──────── Provided records

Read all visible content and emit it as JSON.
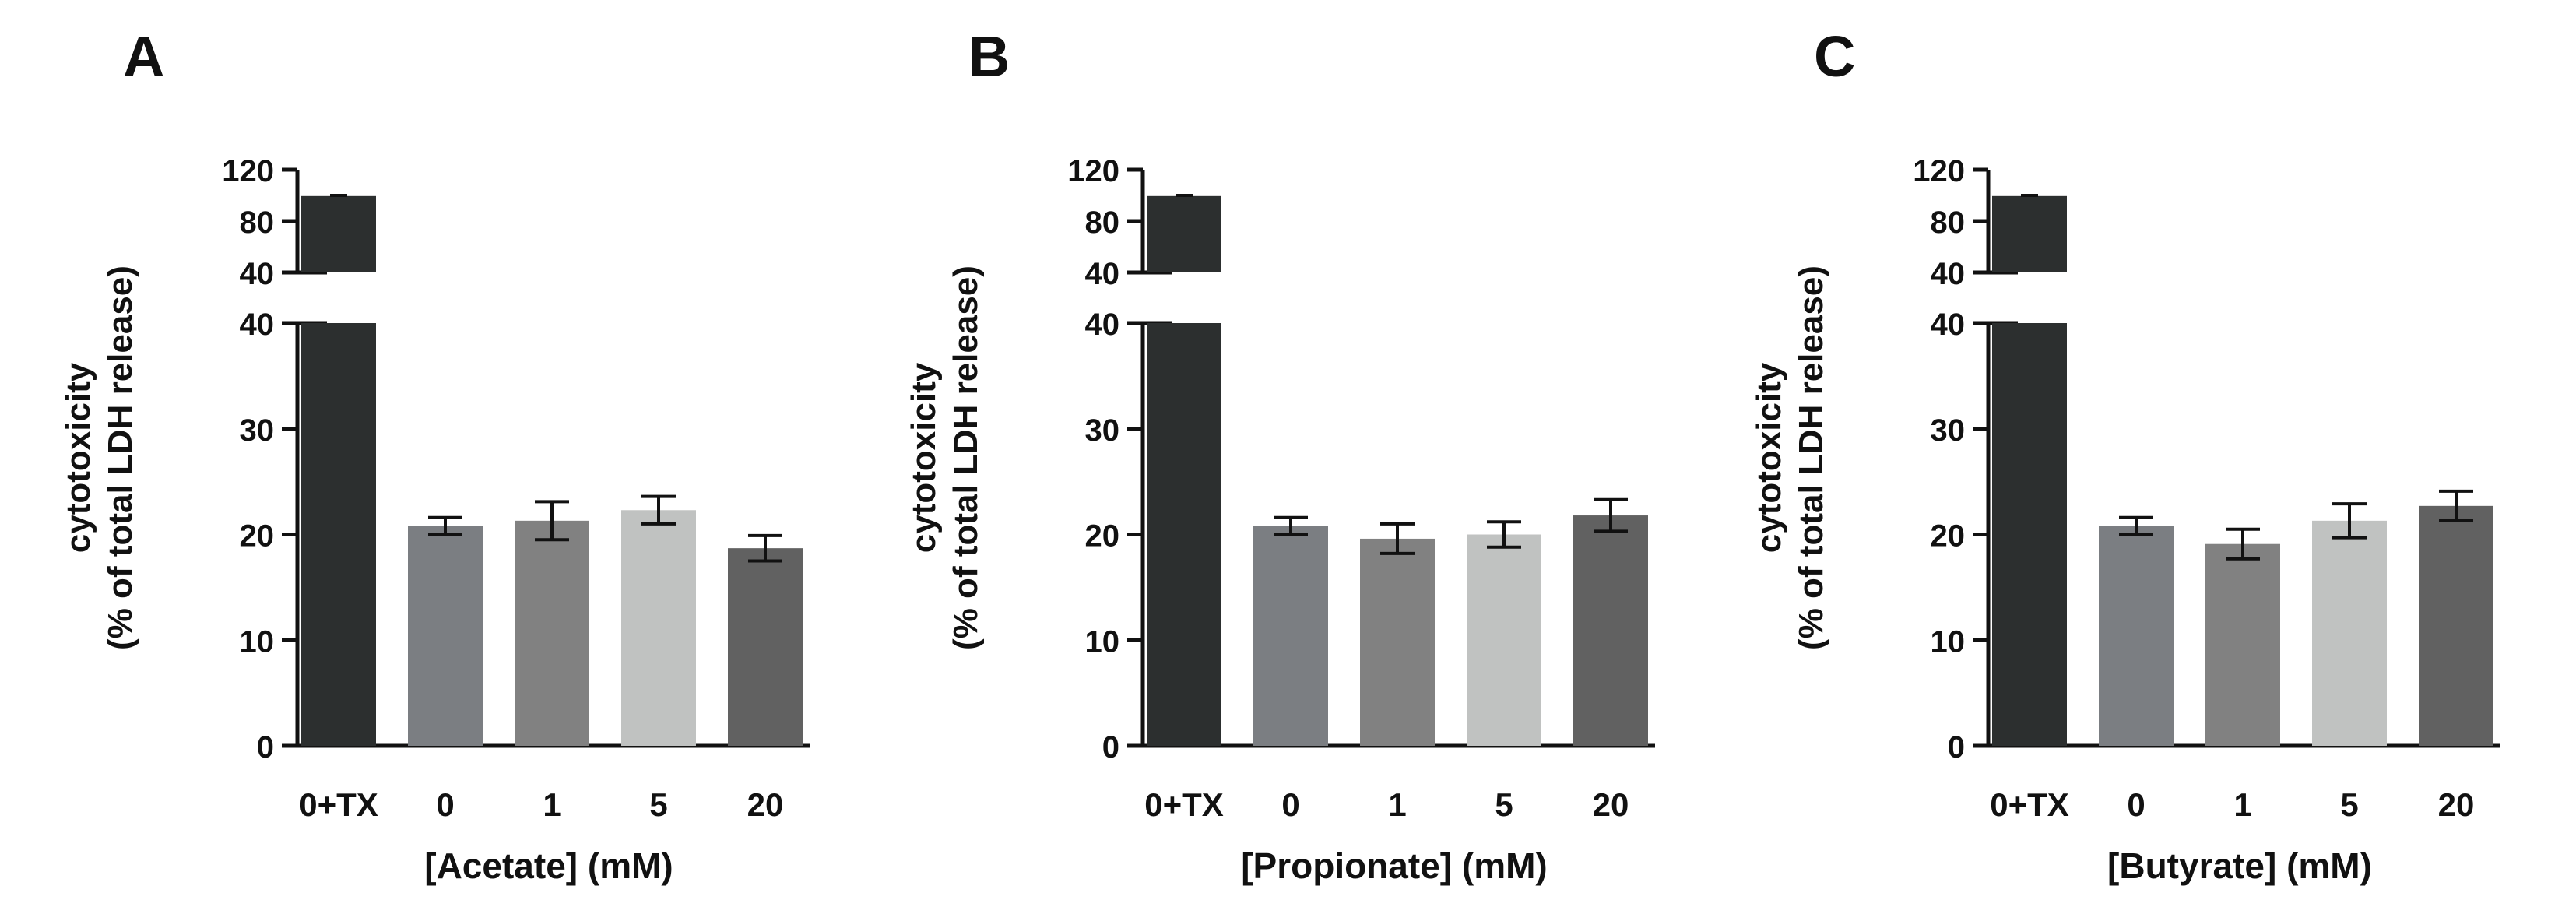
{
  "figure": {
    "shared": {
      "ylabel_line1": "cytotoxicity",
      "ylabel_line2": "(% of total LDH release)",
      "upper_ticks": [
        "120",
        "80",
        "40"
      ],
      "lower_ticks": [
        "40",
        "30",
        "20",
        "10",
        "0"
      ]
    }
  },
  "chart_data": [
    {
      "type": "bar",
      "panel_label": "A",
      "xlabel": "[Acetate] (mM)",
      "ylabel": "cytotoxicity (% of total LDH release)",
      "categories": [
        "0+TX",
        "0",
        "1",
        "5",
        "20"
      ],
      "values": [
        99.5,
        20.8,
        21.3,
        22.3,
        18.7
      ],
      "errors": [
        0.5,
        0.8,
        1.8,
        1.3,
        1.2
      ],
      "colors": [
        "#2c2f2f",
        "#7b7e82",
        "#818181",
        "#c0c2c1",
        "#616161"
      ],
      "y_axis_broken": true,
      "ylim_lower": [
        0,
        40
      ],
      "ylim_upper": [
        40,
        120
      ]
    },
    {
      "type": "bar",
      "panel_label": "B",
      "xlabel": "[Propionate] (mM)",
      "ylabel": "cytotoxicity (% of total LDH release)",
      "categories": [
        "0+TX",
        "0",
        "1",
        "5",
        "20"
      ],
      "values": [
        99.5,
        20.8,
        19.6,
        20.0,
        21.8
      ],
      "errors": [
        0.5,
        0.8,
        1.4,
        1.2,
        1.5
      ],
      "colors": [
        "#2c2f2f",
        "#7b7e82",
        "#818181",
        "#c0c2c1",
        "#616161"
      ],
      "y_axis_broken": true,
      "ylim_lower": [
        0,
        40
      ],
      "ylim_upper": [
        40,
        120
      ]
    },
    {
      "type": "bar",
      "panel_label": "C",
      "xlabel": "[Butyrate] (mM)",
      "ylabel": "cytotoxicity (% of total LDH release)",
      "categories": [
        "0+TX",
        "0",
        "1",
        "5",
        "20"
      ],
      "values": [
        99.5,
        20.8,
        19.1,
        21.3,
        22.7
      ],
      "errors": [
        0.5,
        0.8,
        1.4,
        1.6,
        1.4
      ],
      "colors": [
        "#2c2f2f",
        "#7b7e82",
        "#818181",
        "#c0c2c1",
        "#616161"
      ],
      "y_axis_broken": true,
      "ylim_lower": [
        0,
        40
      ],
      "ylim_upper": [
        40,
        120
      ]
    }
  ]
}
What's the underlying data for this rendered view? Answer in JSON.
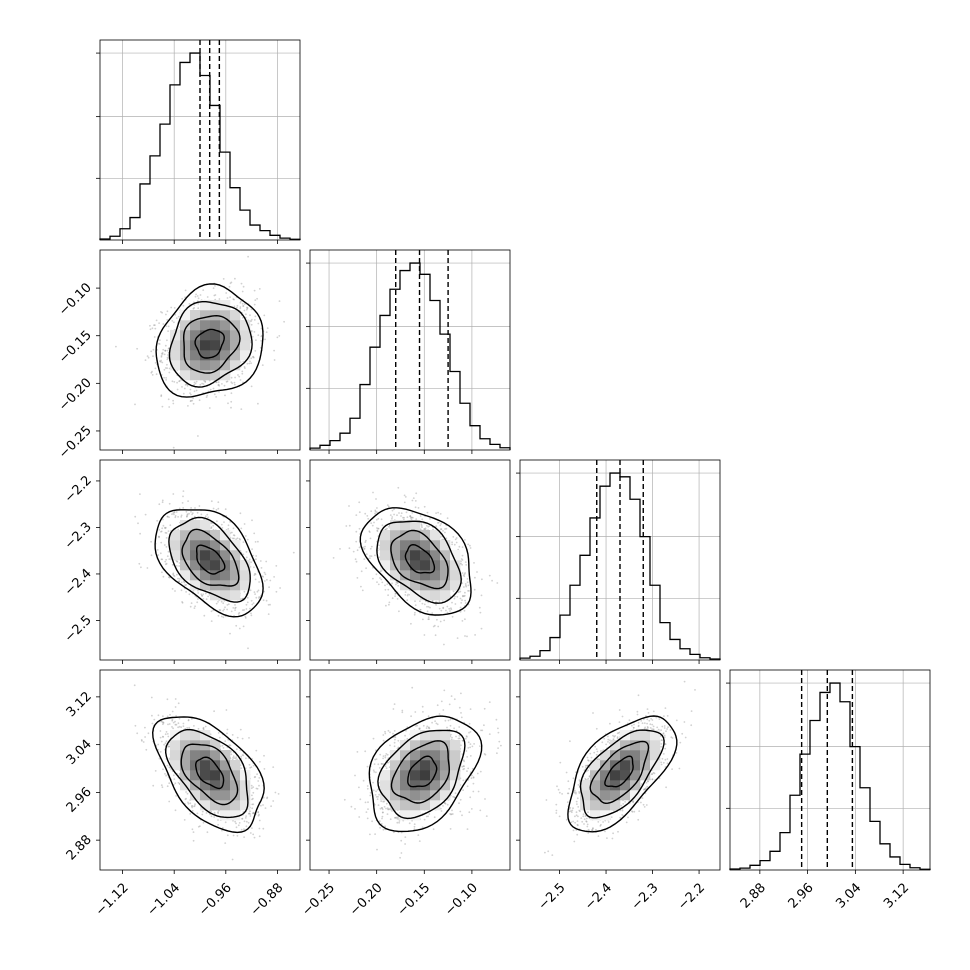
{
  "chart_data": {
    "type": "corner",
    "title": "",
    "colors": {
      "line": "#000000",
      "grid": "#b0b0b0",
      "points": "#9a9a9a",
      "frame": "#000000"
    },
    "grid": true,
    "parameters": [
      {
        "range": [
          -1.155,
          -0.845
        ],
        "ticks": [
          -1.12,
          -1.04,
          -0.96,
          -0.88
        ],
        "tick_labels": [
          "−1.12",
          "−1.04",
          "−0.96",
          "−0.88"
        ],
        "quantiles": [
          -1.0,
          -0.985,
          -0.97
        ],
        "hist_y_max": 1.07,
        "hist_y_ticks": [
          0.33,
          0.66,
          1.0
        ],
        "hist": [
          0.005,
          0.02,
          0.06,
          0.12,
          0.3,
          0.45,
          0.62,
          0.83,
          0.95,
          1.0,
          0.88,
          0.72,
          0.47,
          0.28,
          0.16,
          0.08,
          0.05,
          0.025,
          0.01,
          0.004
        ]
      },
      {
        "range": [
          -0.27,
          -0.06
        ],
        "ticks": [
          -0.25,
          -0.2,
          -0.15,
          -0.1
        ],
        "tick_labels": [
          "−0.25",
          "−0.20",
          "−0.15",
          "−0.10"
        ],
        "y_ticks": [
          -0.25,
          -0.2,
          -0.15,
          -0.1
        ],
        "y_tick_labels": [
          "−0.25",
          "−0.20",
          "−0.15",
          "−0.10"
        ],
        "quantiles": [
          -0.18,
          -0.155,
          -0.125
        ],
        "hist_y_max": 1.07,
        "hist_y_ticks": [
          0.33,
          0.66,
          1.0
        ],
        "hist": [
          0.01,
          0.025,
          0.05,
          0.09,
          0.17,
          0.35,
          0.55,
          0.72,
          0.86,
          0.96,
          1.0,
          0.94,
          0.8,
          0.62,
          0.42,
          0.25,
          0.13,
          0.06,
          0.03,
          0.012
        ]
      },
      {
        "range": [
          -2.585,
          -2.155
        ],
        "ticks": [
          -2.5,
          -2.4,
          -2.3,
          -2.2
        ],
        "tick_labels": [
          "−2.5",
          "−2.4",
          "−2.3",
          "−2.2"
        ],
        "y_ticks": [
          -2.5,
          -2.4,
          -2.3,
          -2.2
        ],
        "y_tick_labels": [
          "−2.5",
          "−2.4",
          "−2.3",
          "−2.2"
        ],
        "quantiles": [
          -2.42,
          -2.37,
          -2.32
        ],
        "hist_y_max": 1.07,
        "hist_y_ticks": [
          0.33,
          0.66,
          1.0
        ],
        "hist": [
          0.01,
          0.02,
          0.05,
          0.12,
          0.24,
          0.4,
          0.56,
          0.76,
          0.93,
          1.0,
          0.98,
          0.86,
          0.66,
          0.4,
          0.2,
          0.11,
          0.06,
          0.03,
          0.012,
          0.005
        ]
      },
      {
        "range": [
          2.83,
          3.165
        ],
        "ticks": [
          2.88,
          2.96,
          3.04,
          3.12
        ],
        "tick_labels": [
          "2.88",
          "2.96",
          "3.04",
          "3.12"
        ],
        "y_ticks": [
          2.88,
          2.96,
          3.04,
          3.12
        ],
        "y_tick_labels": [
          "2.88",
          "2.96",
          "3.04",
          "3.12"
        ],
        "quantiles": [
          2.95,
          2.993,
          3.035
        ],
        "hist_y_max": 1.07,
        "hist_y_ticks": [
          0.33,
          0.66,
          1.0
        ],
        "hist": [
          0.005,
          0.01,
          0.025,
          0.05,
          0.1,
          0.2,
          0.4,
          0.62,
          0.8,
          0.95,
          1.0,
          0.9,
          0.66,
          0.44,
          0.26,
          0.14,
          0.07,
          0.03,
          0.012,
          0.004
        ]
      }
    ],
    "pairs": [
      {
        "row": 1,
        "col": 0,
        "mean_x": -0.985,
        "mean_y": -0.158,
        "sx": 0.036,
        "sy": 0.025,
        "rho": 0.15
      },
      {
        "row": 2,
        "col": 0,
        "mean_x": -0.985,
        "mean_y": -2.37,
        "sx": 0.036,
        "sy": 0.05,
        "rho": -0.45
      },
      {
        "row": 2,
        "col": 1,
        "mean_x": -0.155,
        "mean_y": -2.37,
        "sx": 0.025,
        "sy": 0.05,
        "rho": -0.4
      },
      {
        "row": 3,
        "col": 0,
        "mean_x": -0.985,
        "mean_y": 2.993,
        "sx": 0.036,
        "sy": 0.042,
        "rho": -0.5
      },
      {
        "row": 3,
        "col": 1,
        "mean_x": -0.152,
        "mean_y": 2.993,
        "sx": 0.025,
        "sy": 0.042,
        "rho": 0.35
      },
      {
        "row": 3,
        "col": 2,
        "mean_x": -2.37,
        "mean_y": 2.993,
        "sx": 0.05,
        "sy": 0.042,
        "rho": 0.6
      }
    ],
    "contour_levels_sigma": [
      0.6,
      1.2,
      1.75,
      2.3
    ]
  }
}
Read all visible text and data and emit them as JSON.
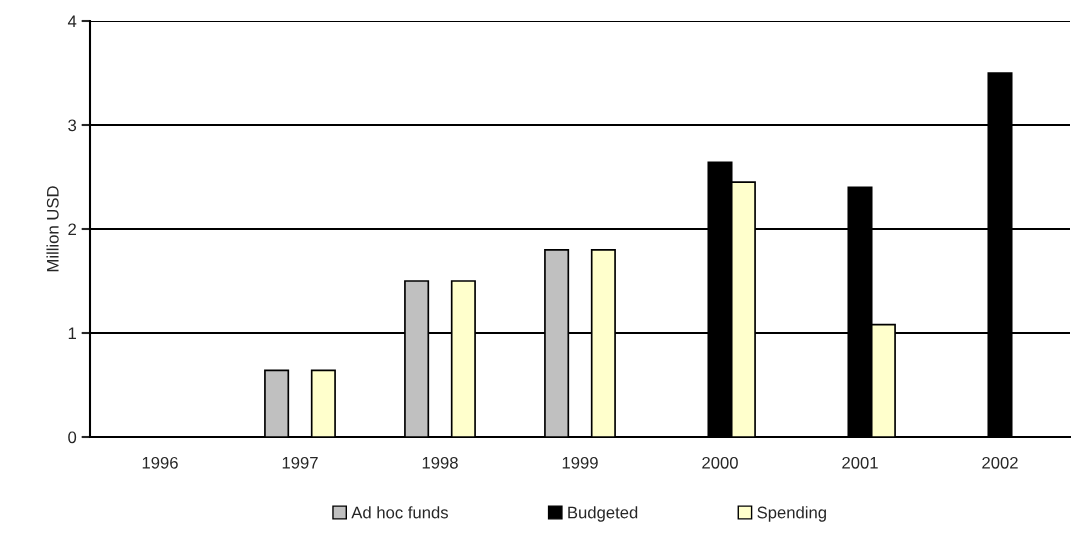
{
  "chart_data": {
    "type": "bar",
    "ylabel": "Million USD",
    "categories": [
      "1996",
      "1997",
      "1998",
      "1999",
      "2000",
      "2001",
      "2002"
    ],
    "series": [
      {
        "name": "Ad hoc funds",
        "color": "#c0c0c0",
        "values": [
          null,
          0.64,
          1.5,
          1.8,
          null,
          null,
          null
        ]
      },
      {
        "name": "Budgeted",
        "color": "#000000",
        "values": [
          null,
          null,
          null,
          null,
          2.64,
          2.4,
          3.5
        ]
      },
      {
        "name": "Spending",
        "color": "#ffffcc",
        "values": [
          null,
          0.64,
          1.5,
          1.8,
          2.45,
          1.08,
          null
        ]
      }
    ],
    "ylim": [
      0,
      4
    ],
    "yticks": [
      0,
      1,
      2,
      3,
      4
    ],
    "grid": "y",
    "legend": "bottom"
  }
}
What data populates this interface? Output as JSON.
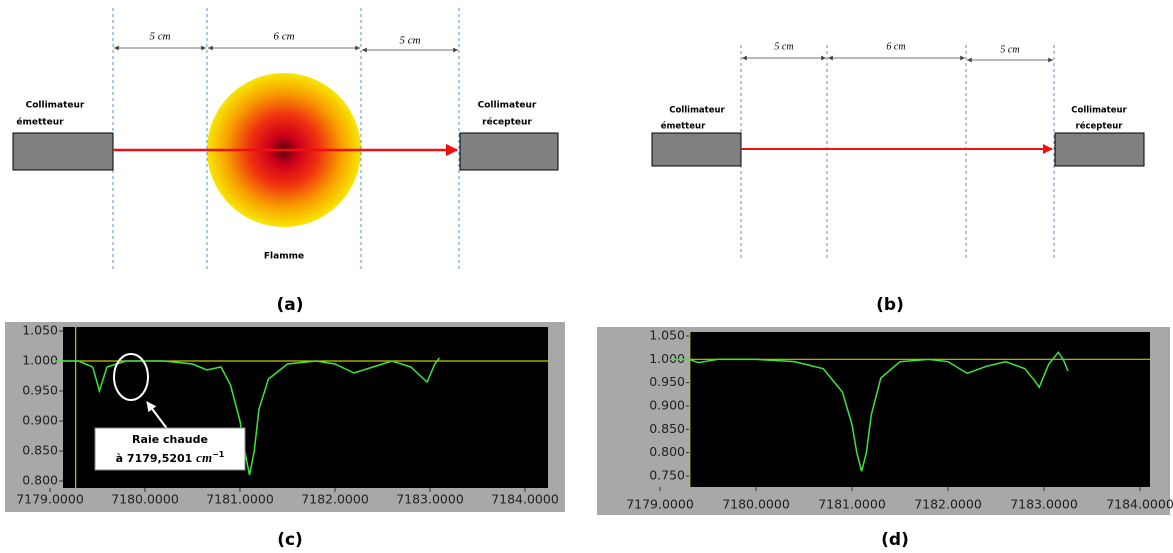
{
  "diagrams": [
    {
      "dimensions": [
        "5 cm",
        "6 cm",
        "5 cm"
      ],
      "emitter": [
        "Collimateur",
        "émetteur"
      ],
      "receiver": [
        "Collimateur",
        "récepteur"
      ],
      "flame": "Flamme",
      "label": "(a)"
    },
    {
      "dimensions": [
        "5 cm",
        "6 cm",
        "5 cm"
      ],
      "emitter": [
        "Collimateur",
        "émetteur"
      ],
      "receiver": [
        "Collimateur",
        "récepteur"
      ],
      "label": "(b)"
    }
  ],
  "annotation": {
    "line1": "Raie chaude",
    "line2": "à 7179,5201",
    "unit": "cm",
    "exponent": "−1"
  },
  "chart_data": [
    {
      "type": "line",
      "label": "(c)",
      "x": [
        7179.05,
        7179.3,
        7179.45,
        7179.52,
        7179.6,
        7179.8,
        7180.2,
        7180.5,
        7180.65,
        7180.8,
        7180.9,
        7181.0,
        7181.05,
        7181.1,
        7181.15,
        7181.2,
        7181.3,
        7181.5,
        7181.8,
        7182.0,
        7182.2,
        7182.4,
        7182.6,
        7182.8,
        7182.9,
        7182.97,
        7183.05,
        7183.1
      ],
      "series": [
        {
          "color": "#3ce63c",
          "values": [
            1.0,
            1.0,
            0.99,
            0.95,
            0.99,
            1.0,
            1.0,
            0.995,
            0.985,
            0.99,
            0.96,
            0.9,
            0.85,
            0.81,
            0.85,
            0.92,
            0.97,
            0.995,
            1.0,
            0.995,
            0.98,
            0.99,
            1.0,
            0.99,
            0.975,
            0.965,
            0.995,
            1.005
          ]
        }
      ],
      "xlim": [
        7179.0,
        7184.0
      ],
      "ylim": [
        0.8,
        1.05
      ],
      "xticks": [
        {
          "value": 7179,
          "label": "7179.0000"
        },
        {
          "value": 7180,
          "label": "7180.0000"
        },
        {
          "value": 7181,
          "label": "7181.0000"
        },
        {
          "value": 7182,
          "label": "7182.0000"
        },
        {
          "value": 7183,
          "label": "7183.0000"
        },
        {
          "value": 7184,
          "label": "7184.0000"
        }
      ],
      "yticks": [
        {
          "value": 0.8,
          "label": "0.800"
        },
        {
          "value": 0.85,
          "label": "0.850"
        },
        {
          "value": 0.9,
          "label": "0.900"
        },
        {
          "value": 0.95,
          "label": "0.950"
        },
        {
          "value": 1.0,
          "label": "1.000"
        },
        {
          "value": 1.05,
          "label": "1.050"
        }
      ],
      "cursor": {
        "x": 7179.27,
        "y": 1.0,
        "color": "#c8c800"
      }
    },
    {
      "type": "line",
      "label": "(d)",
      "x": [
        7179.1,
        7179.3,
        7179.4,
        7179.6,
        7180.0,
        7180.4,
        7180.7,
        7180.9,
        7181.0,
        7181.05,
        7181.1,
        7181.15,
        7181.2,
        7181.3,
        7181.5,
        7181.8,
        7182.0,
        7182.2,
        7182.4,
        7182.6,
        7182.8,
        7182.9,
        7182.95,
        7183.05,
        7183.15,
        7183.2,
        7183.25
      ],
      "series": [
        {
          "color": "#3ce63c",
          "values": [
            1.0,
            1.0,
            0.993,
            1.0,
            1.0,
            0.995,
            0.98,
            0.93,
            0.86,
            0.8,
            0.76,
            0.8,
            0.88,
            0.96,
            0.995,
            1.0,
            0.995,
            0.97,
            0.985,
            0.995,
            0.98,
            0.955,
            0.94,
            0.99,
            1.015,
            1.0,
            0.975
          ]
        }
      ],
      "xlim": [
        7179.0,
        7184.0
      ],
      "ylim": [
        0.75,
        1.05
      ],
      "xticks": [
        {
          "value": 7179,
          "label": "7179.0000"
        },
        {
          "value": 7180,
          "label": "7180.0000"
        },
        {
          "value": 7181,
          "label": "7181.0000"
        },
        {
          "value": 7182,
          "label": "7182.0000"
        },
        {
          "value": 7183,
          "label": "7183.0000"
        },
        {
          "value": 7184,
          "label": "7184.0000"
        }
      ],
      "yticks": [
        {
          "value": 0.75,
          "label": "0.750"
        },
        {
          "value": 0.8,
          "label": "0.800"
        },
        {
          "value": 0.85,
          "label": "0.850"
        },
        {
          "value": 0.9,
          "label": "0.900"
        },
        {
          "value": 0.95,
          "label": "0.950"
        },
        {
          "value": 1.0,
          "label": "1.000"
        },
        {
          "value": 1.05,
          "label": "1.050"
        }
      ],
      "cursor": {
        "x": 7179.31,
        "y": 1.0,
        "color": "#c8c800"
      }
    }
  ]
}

────────────────

Copy each line from the records above that includes the string "xlabel".

      "xlabel": "[Acetate] (mM)",
      "xlabel": "[Propionate] (mM)",
      "xlabel": "[Butyrate] (mM)",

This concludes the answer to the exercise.